Items from a dataset
☆ ☆ ☆ ☆

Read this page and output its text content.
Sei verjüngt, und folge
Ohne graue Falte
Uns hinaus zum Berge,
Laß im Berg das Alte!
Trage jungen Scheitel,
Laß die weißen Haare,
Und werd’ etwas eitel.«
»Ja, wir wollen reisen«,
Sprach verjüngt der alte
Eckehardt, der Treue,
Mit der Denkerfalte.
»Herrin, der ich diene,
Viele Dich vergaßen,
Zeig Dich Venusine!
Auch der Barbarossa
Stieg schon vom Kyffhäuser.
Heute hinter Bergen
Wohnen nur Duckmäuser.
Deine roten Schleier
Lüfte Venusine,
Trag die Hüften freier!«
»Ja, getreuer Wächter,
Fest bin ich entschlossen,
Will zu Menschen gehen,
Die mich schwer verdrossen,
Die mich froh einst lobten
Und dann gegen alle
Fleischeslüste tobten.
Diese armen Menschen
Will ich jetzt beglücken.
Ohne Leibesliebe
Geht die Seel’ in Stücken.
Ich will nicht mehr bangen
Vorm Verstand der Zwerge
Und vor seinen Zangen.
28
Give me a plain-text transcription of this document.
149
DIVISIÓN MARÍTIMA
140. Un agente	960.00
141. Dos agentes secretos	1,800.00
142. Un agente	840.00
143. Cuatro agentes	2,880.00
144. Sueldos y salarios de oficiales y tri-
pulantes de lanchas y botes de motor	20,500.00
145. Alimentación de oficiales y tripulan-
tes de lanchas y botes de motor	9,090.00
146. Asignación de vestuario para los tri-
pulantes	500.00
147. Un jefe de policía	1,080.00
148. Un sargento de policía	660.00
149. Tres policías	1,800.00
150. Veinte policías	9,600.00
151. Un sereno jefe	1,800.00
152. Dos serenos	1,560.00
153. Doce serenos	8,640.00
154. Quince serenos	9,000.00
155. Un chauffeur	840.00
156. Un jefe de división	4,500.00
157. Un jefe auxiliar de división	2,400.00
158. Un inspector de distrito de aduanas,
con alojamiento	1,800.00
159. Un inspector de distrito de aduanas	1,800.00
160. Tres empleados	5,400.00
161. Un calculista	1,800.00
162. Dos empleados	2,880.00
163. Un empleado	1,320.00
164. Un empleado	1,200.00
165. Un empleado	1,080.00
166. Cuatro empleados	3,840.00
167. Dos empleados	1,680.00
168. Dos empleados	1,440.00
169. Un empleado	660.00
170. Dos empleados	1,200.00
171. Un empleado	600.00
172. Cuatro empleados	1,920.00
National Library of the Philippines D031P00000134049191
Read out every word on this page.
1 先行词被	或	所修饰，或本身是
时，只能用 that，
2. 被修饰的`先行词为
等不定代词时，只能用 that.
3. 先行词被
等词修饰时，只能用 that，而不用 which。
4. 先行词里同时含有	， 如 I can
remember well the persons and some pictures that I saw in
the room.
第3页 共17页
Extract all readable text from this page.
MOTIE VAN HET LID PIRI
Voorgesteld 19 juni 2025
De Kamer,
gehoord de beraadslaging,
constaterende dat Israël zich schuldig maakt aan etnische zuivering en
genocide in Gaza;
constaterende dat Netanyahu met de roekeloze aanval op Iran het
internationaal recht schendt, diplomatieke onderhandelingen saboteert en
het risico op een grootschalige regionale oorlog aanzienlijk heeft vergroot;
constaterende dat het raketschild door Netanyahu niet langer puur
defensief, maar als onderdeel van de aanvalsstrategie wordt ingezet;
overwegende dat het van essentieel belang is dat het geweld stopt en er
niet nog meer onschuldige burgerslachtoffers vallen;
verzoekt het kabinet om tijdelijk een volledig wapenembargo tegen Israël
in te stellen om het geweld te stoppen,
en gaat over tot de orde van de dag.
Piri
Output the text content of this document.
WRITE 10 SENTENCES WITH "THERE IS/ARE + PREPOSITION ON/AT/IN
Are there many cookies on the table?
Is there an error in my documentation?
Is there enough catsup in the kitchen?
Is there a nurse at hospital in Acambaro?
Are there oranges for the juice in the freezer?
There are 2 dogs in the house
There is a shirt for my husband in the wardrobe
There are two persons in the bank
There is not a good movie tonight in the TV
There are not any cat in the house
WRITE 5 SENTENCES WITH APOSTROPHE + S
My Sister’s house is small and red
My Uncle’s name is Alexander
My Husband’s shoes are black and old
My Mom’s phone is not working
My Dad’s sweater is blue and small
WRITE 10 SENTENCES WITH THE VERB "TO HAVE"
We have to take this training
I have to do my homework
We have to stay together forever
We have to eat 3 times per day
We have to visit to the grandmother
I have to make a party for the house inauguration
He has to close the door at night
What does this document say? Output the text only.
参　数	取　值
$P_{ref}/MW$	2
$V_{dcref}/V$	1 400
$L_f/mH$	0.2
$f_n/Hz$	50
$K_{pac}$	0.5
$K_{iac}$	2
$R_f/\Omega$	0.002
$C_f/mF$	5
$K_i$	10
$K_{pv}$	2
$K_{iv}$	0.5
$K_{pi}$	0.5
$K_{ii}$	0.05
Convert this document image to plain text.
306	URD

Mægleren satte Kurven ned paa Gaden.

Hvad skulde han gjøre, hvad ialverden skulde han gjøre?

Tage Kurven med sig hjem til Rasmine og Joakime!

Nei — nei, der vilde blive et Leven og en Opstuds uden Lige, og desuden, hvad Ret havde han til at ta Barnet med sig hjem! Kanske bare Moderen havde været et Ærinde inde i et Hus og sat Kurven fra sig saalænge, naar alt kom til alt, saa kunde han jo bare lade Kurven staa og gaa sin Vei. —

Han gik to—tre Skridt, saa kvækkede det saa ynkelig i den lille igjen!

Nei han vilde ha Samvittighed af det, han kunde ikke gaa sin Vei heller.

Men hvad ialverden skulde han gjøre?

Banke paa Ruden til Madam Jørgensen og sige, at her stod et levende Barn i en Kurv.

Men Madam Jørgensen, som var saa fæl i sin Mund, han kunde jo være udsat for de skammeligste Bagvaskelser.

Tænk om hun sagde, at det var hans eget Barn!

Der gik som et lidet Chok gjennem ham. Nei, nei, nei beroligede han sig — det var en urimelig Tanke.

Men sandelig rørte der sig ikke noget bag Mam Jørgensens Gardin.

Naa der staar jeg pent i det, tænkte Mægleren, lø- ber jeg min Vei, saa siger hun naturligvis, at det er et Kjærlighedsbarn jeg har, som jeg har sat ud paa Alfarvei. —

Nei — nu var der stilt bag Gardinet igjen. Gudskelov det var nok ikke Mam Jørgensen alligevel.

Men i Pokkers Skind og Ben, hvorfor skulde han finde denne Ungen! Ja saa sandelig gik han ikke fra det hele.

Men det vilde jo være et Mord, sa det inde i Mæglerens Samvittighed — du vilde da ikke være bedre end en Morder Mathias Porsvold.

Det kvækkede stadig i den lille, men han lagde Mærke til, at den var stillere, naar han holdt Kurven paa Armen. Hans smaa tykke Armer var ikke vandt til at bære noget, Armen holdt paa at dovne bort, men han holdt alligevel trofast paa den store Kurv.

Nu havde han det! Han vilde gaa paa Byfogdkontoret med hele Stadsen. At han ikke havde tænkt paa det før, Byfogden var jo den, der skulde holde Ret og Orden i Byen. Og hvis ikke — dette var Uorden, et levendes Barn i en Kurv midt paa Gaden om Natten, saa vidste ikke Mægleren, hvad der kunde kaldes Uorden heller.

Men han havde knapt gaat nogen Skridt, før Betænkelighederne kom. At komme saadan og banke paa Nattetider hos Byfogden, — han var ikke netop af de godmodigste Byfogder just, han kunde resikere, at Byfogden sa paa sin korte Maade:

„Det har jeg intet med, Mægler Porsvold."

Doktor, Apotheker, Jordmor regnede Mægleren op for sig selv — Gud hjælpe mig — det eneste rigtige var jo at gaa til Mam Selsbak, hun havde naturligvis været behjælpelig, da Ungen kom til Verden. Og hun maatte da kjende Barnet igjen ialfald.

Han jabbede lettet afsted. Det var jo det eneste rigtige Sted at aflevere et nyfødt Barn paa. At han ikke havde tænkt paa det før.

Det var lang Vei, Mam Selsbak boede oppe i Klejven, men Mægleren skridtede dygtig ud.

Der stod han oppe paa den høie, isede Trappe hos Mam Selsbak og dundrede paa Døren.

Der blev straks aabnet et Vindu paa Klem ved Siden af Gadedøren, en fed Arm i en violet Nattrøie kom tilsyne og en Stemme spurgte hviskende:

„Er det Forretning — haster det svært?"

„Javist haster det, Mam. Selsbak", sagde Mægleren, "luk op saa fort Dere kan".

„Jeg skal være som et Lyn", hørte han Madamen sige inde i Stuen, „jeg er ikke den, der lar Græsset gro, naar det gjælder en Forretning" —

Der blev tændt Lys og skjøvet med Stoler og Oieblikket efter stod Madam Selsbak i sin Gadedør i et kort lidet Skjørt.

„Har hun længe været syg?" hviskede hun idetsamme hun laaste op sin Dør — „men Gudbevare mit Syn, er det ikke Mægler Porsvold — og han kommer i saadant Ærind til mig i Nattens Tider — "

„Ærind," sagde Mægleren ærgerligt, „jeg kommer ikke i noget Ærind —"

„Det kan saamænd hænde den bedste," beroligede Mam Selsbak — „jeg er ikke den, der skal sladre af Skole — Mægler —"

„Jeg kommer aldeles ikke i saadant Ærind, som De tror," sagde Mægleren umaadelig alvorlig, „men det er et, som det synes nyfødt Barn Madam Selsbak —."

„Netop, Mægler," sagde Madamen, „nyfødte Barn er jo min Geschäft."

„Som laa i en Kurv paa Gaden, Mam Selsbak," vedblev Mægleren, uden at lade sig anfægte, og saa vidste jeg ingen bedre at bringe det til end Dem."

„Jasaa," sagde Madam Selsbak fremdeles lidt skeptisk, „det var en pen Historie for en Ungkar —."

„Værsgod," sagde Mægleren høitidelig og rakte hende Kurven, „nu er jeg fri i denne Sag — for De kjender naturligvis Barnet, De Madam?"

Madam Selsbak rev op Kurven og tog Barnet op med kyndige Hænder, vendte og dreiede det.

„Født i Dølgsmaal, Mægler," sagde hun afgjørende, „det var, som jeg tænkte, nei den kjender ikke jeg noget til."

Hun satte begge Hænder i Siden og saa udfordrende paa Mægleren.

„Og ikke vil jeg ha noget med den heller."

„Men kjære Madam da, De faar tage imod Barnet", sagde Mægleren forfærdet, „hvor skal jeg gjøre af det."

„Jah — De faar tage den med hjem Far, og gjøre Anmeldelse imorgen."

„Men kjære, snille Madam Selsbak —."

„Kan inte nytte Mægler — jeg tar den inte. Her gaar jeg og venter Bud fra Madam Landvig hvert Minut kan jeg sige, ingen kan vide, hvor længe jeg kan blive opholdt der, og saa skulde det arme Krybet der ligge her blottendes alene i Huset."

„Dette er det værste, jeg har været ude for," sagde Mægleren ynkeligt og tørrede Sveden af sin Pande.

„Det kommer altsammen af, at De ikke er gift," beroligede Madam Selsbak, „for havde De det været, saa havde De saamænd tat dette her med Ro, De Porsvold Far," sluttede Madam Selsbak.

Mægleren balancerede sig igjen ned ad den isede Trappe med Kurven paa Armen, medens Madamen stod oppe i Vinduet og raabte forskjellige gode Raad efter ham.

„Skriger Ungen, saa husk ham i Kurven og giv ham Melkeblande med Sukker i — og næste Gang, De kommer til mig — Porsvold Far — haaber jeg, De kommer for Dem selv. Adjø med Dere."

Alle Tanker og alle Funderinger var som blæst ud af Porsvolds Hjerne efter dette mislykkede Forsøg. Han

☆ ☆ ☆ ☆

Return all lines with the word "faar" in them.

„Men kjære Madam da, De faar tage imod Barnet", sagde Mægleren forfærdet, „hvor skal jeg gjøre af det."
„Jah — De faar tage den med hjem Far, og gjøre Anmeldelse imorgen."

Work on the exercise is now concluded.